What the task asks. Repeat the records word for word, excluding any picture.

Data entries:

****

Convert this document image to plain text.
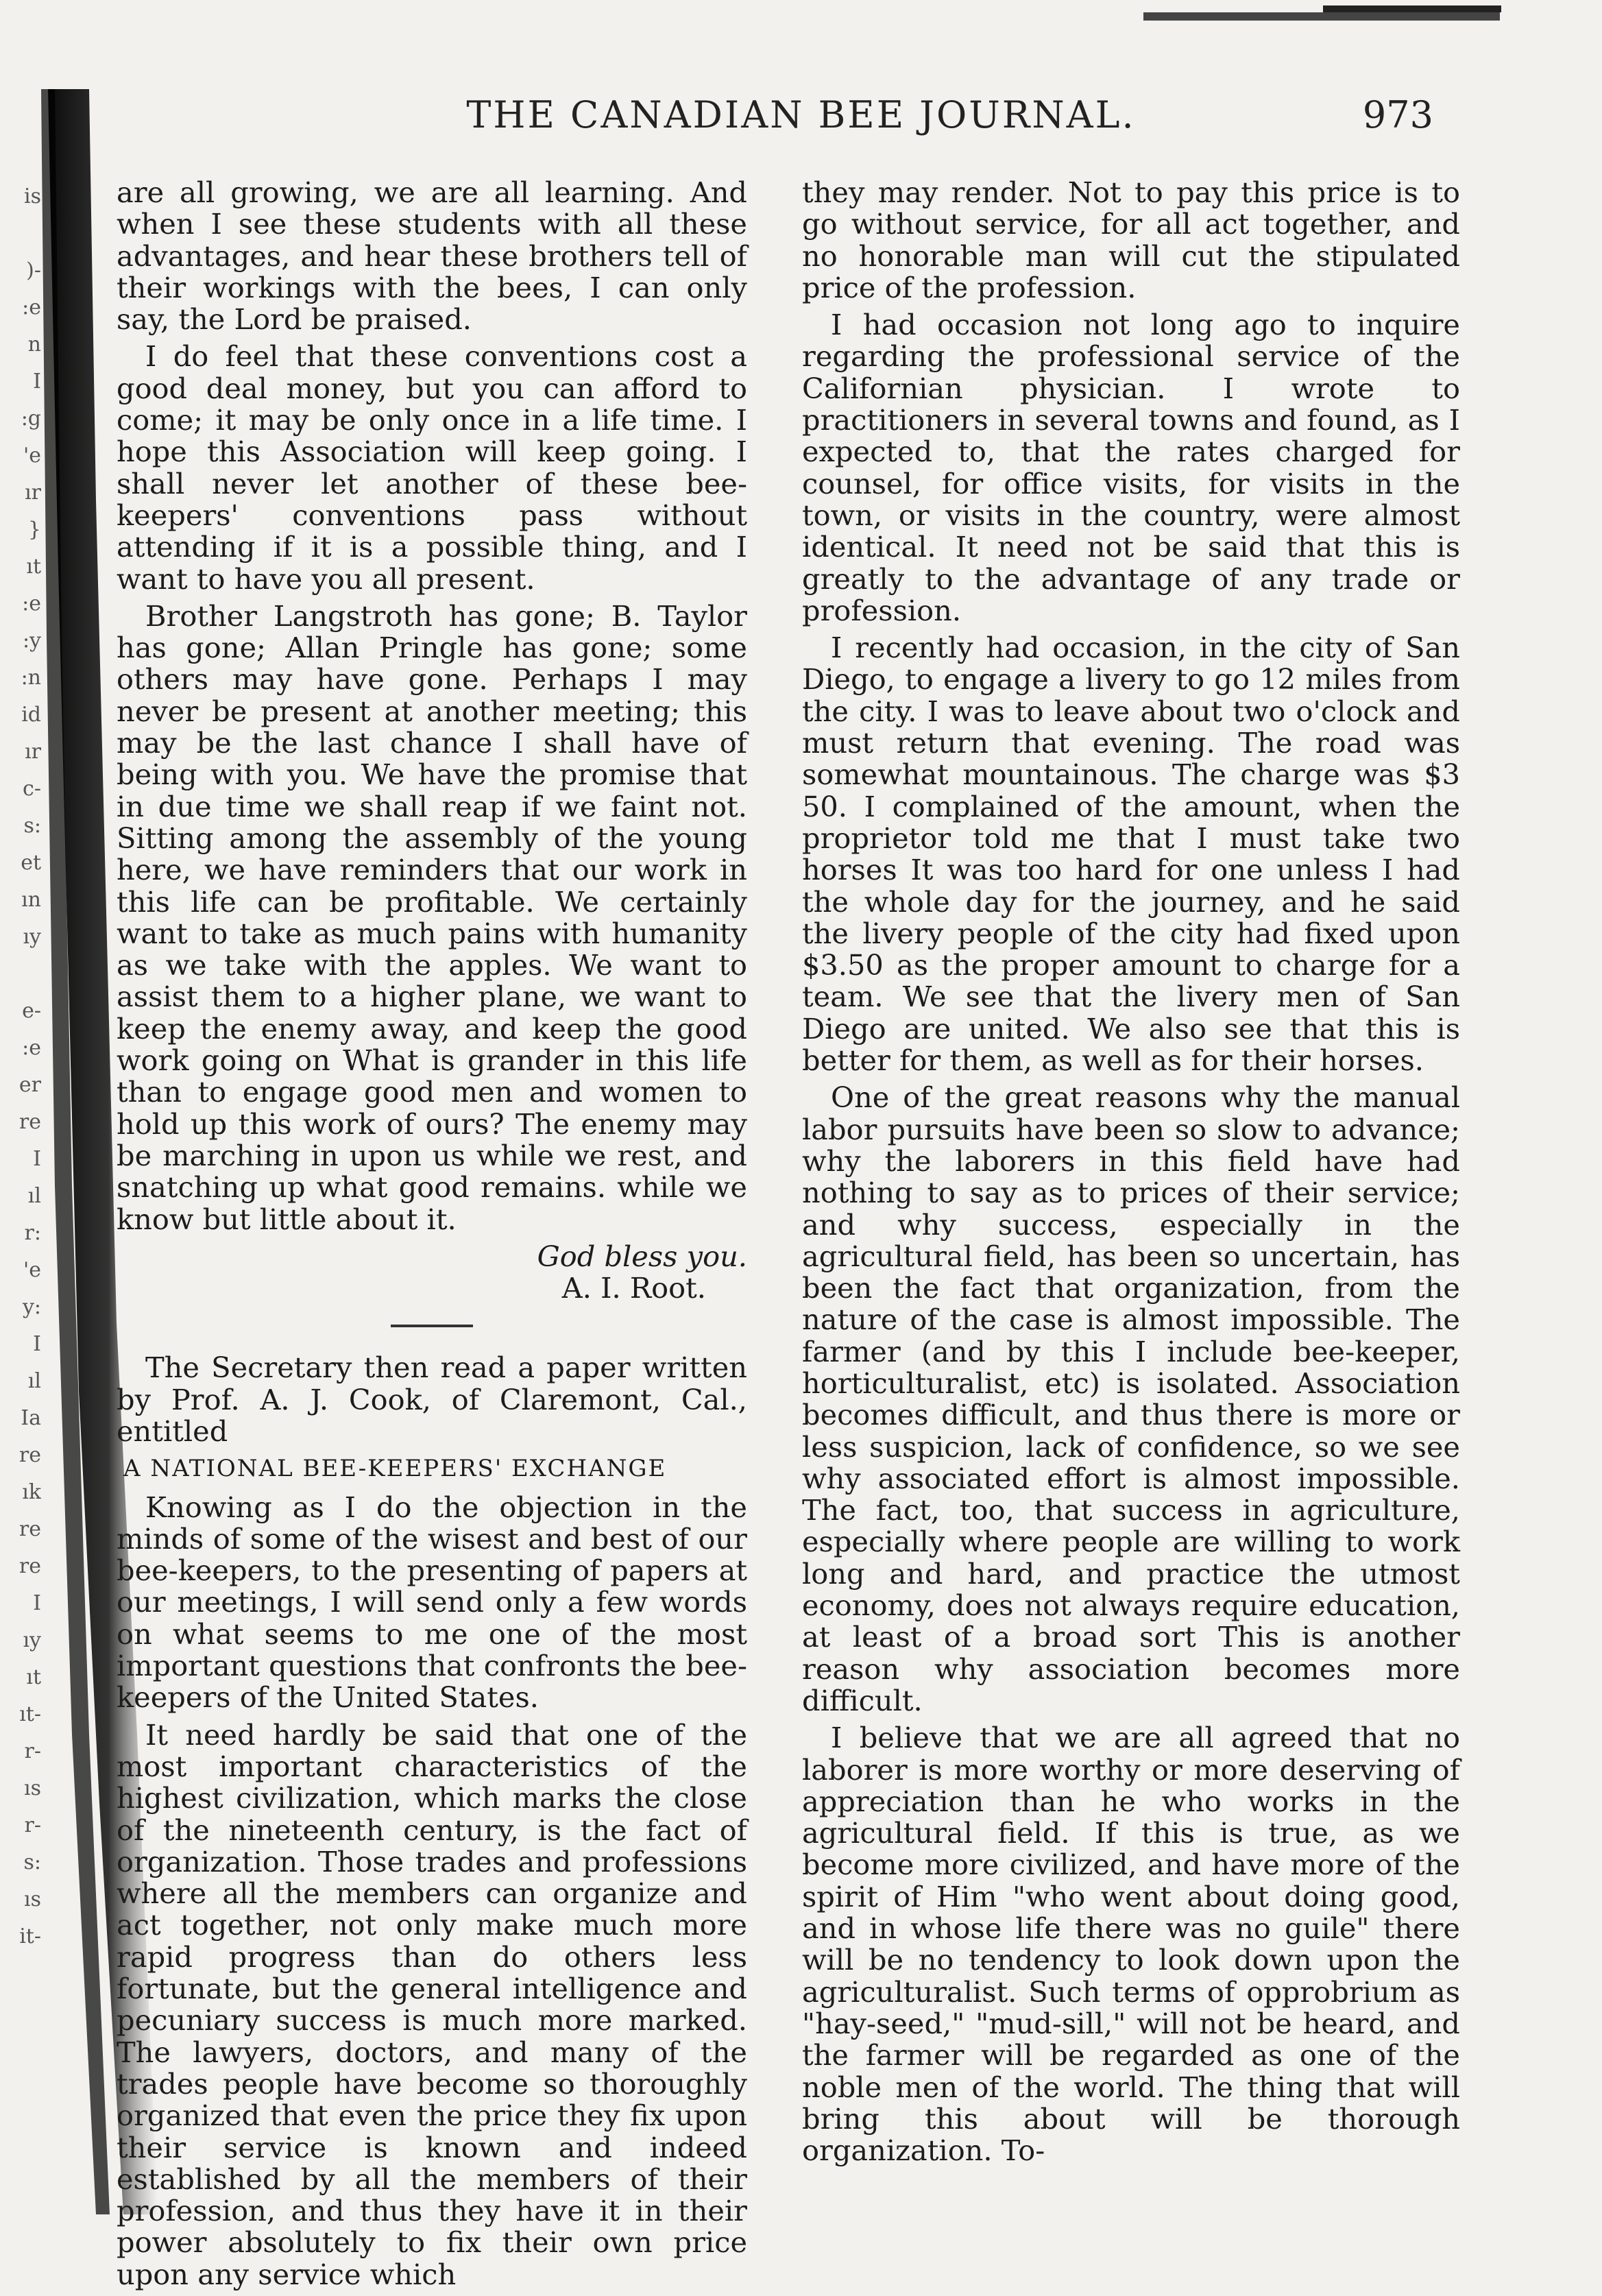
THE CANADIAN BEE JOURNAL.	973
is

)-
:e
n
I
:g
'e
ır
}
ıt
:e
:y
:n
id
ır
c-
s:
et
ın
ıy

e-
:e
er
re
I
ıl
r:
'e
y:
I
ıl
Ia
re
ık
re
re
I
ıy
ıt
ıt-
r-
ıs
r-
s:
ıs
it-

are all growing, we are all learning. And when I see these students with all these advantages, and hear these brothers tell of their workings with the bees, I can only say, the Lord be praised.

I do feel that these conventions cost a good deal money, but you can afford to come; it may be only once in a life time. I hope this Association will keep going. I shall never let another of these bee-keepers' conventions pass without attending if it is a possible thing, and I want to have you all present.

Brother Langstroth has gone; B. Taylor has gone; Allan Pringle has gone; some others may have gone. Perhaps I may never be present at another meeting; this may be the last chance I shall have of being with you. We have the promise that in due time we shall reap if we faint not. Sitting among the assembly of the young here, we have reminders that our work in this life can be profitable. We certainly want to take as much pains with humanity as we take with the apples. We want to assist them to a higher plane, we want to keep the enemy away, and keep the good work going on What is grander in this life than to engage good men and women to hold up this work of ours? The enemy may be marching in upon us while we rest, and snatching up what good remains. while we know but little about it.

God bless you.
A. I. Root.

The Secretary then read a paper written by Prof. A. J. Cook, of Claremont, Cal., entitled

A NATIONAL BEE-KEEPERS' EXCHANGE

Knowing as I do the objection in the minds of some of the wisest and best of our bee-keepers, to the presenting of papers at our meetings, I will send only a few words on what seems to me one of the most important questions that confronts the bee-keepers of the United States.

It need hardly be said that one of the most important characteristics of the highest civilization, which marks the close of the nineteenth century, is the fact of organization. Those trades and professions where all the members can organize and act together, not only make much more rapid progress than do others less fortunate, but the general intelligence and pecuniary success is much more marked. The lawyers, doctors, and many of the trades people have become so thoroughly organized that even the price they fix upon their service is known and indeed established by all the members of their profession, and thus they have it in their power absolutely to fix their own price upon any service which

they may render. Not to pay this price is to go without service, for all act together, and no honorable man will cut the stipulated price of the profession.

I had occasion not long ago to inquire regarding the professional service of the Californian physician. I wrote to practitioners in several towns and found, as I expected to, that the rates charged for counsel, for office visits, for visits in the town, or visits in the country, were almost identical. It need not be said that this is greatly to the advantage of any trade or profession.

I recently had occasion, in the city of San Diego, to engage a livery to go 12 miles from the city. I was to leave about two o'clock and must return that evening. The road was somewhat mountainous. The charge was $3 50. I complained of the amount, when the proprietor told me that I must take two horses It was too hard for one unless I had the whole day for the journey, and he said the livery people of the city had fixed upon $3.50 as the proper amount to charge for a team. We see that the livery men of San Diego are united. We also see that this is better for them, as well as for their horses.

One of the great reasons why the manual labor pursuits have been so slow to advance; why the laborers in this field have had nothing to say as to prices of their service; and why success, especially in the agricultural field, has been so uncertain, has been the fact that organization, from the nature of the case is almost impossible. The farmer (and by this I include bee-keeper, horticulturalist, etc) is isolated. Association becomes difficult, and thus there is more or less suspicion, lack of confidence, so we see why associated effort is almost impossible. The fact, too, that success in agriculture, especially where people are willing to work long and hard, and practice the utmost economy, does not always require education, at least of a broad sort This is another reason why association becomes more difficult.

I believe that we are all agreed that no laborer is more worthy or more deserving of appreciation than he who works in the agricultural field. If this is true, as we become more civilized, and have more of the spirit of Him "who went about doing good, and in whose life there was no guile" there will be no tendency to look down upon the agriculturalist. Such terms of opprobrium as "hay-seed," "mud-sill," will not be heard, and the farmer will be regarded as one of the noble men of the world. The thing that will bring this about will be thorough organization. To-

****

Reply.
Convert this document image to plain text.
THE CANADIAN BEE JOURNAL.	973
is

)-
:e
n
I
:g
'e
ır
}
ıt
:e
:y
:n
id
ır
c-
s:
et
ın
ıy

e-
:e
er
re
I
ıl
r:
'e
y:
I
ıl
Ia
re
ık
re
re
I
ıy
ıt
ıt-
r-
ıs
r-
s:
ıs
it-

are all growing, we are all learning. And when I see these students with all these advantages, and hear these brothers tell of their workings with the bees, I can only say, the Lord be praised.

I do feel that these conventions cost a good deal money, but you can afford to come; it may be only once in a life time. I hope this Association will keep going. I shall never let another of these bee-keepers' conventions pass without attending if it is a possible thing, and I want to have you all present.

Brother Langstroth has gone; B. Taylor has gone; Allan Pringle has gone; some others may have gone. Perhaps I may never be present at another meeting; this may be the last chance I shall have of being with you. We have the promise that in due time we shall reap if we faint not. Sitting among the assembly of the young here, we have reminders that our work in this life can be profitable. We certainly want to take as much pains with humanity as we take with the apples. We want to assist them to a higher plane, we want to keep the enemy away, and keep the good work going on What is grander in this life than to engage good men and women to hold up this work of ours? The enemy may be marching in upon us while we rest, and snatching up what good remains. while we know but little about it.

God bless you.
A. I. Root.

The Secretary then read a paper written by Prof. A. J. Cook, of Claremont, Cal., entitled

A NATIONAL BEE-KEEPERS' EXCHANGE

Knowing as I do the objection in the minds of some of the wisest and best of our bee-keepers, to the presenting of papers at our meetings, I will send only a few words on what seems to me one of the most important questions that confronts the bee-keepers of the United States.

It need hardly be said that one of the most important characteristics of the highest civilization, which marks the close of the nineteenth century, is the fact of organization. Those trades and professions where all the members can organize and act together, not only make much more rapid progress than do others less fortunate, but the general intelligence and pecuniary success is much more marked. The lawyers, doctors, and many of the trades people have become so thoroughly organized that even the price they fix upon their service is known and indeed established by all the members of their profession, and thus they have it in their power absolutely to fix their own price upon any service which

they may render. Not to pay this price is to go without service, for all act together, and no honorable man will cut the stipulated price of the profession.

I had occasion not long ago to inquire regarding the professional service of the Californian physician. I wrote to practitioners in several towns and found, as I expected to, that the rates charged for counsel, for office visits, for visits in the town, or visits in the country, were almost identical. It need not be said that this is greatly to the advantage of any trade or profession.

I recently had occasion, in the city of San Diego, to engage a livery to go 12 miles from the city. I was to leave about two o'clock and must return that evening. The road was somewhat mountainous. The charge was $3 50. I complained of the amount, when the proprietor told me that I must take two horses It was too hard for one unless I had the whole day for the journey, and he said the livery people of the city had fixed upon $3.50 as the proper amount to charge for a team. We see that the livery men of San Diego are united. We also see that this is better for them, as well as for their horses.

One of the great reasons why the manual labor pursuits have been so slow to advance; why the laborers in this field have had nothing to say as to prices of their service; and why success, especially in the agricultural field, has been so uncertain, has been the fact that organization, from the nature of the case is almost impossible. The farmer (and by this I include bee-keeper, horticulturalist, etc) is isolated. Association becomes difficult, and thus there is more or less suspicion, lack of confidence, so we see why associated effort is almost impossible. The fact, too, that success in agriculture, especially where people are willing to work long and hard, and practice the utmost economy, does not always require education, at least of a broad sort This is another reason why association becomes more difficult.

I believe that we are all agreed that no laborer is more worthy or more deserving of appreciation than he who works in the agricultural field. If this is true, as we become more civilized, and have more of the spirit of Him "who went about doing good, and in whose life there was no guile" there will be no tendency to look down upon the agriculturalist. Such terms of opprobrium as "hay-seed," "mud-sill," will not be heard, and the farmer will be regarded as one of the noble men of the world. The thing that will bring this about will be thorough organization. To-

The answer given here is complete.